* [DOCUMENT SEGMENT]
Since the Bush-appointed National Labor Relations Board (NLRB) decided last summer to strip graduate teachers of their legal status as employees, GESO has expanded its focus beyond New Haven to build alliances with other academic workers around the country. The Supreme Court decision in the Yeshiva University case twenty-five years ago, which stripped faculty at private universities of the right to organize, was followed by a rapid increase in poorly-paid, part-time, temporary, and insecure positions. With that history in mind, the current generation of graduate students has no choice but to fight the Bush administration’s attempt to strike a similar blow to our unionization movement. We are beginning that fight with the current strikes at Yale and Columbia, the first ever coordinated job action in the Ivy League, which has drawn the support of already recognized academic unions across the country and the international labor movement.
My reasons for striking are connected to this larger national picture and grow out of my experience on the job market this year. Looking for an academic job for the first time, I was prepared for the paltry number of tenure-track jobs in my field. But I was surprised to find that because the pool of applicants was so large, universities were free to ratchet up the requirements for these job at will. A finished dissertation was no longer an asset in a market where some applicants had published books on their resume. A job talk was no longer good enough as a demonstration of scholarly expertise; increasingly, schools demanded more or less extensive demonstrations of teaching skills as part of on-campus interviews.
Related to these increasingly tough requirements is the proliferation of history post-docs, a trend which recently extended into my own department. This spring, the Yale administration imposed the creation of a teaching post-doc in my department, against the wishes of faculty and students. This abrogation of departmental self-governance is unacceptable to me and many of my colleagues. Moreover, we refuse to allow casual labor to get even more of a foothold in what is still one of the best history departments in the nation.

* [STUDY MATERIAL]
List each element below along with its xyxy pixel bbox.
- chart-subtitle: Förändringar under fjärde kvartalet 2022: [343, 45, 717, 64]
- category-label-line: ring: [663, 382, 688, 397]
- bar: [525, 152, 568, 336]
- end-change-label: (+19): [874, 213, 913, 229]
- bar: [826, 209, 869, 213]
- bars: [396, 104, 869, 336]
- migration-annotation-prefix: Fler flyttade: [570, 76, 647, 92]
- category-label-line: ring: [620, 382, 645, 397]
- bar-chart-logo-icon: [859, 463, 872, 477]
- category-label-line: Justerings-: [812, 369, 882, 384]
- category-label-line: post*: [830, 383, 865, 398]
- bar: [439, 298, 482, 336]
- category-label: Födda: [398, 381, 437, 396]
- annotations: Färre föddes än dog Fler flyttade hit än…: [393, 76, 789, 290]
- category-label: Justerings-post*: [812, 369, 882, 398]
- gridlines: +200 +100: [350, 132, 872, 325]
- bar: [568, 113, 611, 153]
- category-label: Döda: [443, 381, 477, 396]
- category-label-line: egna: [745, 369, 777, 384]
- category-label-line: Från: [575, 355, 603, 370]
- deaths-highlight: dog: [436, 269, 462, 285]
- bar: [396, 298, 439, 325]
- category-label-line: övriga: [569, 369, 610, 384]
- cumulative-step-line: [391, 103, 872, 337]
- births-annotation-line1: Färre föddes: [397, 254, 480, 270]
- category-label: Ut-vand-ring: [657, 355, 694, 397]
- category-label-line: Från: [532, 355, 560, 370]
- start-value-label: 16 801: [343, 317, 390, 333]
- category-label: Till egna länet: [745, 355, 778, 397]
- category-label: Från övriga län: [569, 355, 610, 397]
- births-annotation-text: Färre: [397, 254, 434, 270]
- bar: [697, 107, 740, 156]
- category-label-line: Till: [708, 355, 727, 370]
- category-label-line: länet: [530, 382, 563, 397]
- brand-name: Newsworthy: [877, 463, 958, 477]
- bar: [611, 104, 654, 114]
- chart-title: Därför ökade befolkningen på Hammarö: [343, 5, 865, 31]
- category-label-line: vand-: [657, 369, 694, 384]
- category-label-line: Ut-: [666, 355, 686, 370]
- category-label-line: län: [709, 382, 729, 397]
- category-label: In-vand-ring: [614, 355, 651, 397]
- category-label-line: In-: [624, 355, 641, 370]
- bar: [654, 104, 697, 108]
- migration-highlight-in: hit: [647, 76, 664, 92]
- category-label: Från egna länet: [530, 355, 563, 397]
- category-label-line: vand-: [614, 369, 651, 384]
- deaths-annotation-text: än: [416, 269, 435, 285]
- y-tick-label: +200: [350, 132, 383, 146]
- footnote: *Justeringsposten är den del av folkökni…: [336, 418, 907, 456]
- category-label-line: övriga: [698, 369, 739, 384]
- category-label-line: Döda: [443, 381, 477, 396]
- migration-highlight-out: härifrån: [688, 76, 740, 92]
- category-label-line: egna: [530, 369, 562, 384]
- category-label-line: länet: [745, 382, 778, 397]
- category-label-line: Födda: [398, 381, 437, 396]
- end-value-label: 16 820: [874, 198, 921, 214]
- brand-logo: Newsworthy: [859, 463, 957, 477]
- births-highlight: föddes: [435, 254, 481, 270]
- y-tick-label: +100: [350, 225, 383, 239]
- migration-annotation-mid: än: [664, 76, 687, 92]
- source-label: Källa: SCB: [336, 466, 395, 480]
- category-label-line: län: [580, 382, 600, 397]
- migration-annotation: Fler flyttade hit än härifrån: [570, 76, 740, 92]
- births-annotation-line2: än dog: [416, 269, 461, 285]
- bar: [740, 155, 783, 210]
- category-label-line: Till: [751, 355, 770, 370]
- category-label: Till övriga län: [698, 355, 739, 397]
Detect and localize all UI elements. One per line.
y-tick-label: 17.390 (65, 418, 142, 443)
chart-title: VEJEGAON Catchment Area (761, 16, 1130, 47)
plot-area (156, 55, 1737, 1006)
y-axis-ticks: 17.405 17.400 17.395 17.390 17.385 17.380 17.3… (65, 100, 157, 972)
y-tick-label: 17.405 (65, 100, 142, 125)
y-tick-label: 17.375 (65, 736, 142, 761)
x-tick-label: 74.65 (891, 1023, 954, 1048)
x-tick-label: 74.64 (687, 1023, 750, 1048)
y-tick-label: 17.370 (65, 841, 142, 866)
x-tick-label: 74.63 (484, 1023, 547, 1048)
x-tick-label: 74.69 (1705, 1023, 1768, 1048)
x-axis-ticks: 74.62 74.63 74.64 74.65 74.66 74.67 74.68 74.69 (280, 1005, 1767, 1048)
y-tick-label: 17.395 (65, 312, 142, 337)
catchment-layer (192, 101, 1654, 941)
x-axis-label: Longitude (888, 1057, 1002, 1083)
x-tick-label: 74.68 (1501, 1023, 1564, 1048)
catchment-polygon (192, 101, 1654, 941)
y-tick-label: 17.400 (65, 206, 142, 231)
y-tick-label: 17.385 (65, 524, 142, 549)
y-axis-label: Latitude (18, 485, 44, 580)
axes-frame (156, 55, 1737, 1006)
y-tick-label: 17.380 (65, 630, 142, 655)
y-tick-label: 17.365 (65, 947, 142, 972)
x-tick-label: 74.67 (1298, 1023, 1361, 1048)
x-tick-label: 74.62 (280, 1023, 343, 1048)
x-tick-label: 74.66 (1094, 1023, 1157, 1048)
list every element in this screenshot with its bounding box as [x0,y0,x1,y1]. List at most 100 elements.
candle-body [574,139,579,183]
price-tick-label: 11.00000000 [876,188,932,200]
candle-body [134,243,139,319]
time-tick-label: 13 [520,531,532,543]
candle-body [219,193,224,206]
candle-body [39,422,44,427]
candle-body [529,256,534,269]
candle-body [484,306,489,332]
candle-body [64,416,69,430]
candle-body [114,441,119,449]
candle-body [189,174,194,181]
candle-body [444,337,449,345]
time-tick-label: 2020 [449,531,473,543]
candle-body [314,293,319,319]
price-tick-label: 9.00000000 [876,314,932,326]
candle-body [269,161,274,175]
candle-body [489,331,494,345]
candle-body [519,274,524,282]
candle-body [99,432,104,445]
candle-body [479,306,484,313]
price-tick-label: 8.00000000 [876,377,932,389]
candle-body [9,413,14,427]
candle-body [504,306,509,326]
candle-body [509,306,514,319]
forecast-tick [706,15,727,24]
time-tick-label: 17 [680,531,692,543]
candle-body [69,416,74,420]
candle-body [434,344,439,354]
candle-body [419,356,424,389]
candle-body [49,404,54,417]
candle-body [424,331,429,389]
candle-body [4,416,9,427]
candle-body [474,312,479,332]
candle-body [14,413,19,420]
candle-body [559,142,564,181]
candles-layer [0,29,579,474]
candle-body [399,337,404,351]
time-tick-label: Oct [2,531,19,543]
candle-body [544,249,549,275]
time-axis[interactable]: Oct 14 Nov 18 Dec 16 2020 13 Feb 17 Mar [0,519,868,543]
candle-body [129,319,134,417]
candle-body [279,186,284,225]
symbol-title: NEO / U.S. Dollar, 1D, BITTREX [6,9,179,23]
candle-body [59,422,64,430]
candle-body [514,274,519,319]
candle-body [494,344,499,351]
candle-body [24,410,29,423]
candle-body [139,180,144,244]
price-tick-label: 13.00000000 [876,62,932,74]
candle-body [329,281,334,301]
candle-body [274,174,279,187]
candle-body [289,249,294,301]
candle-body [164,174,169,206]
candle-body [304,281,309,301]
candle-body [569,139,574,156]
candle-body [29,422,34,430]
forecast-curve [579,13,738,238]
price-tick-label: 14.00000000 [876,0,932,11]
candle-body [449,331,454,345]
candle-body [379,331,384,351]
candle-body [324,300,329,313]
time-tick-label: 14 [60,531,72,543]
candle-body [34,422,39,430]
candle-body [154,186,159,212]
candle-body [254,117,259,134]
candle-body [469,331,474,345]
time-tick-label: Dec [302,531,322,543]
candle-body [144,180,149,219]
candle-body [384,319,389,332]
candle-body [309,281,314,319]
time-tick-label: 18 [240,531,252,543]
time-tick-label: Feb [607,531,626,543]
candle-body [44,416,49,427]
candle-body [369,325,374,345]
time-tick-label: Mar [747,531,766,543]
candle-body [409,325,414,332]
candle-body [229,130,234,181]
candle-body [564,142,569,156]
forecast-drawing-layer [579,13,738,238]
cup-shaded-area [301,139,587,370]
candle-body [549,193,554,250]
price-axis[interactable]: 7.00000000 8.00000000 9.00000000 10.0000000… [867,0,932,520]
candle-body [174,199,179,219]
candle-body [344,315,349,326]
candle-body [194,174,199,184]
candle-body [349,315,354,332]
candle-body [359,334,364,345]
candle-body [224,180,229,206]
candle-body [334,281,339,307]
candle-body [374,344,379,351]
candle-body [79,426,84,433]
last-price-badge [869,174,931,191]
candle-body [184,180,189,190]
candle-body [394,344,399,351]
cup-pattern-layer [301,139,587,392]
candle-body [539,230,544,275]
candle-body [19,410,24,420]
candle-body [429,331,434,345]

* [WHAT YOU WILL DO]
a: Copy the graduate teachers' strike essay word for word, from "Related to these" up to and including "in the nation.".
b: Carry on the graduate teachers' strike essay, picking up right after its last sentence.

* [RESULTS]
a:
Related to these increasingly tough requirements is the proliferation of history post-docs, a trend which recently extended into my own department. This spring, the Yale administration imposed the creation of a teaching post-doc in my department, against the wishes of faculty and students. This abrogation of departmental self-governance is unacceptable to me and many of my colleagues. Moreover, we refuse to allow casual labor to get even more of a foothold in what is still one of the best history departments in the nation.

b:
Taking a post-doc is supposed to give an up-and-coming scholar an edge in the crowded job market, by bestowing prestige, providing the time to polish a book manuscript, and by offering the “opportunity” to gain teaching experience. However, as more post-docs are created and involve teaching duties (make that “opportunities”), they are simply becoming another class of adjuncts doing the teaching and advising of undergraduates that used to be the responsibility of tenure-track faculty. As a recent article in the Chronicle of Higher Education (“Holding Pattern in the Humanities,” March 11, 2005) noted, the humanities seem to be following a path familiar to those in the life sciences, where post-docs have become a ubiquitous, and often terminal, part of young researchers’ careers in the academy.
Contrary to arguments that organizing will destroy the relationship between students and their mentors, this is a fight in which we and our mentors can unite to preserve the integrity of our department and of our profession. Unable to find a tenure-track position for next year, I have accepted a one-year post-doc position. As an individual, I have to make the best of the present situation. But as part of a movement of academics, I am fighting in the streets to make sure that future generations of historians will have better options.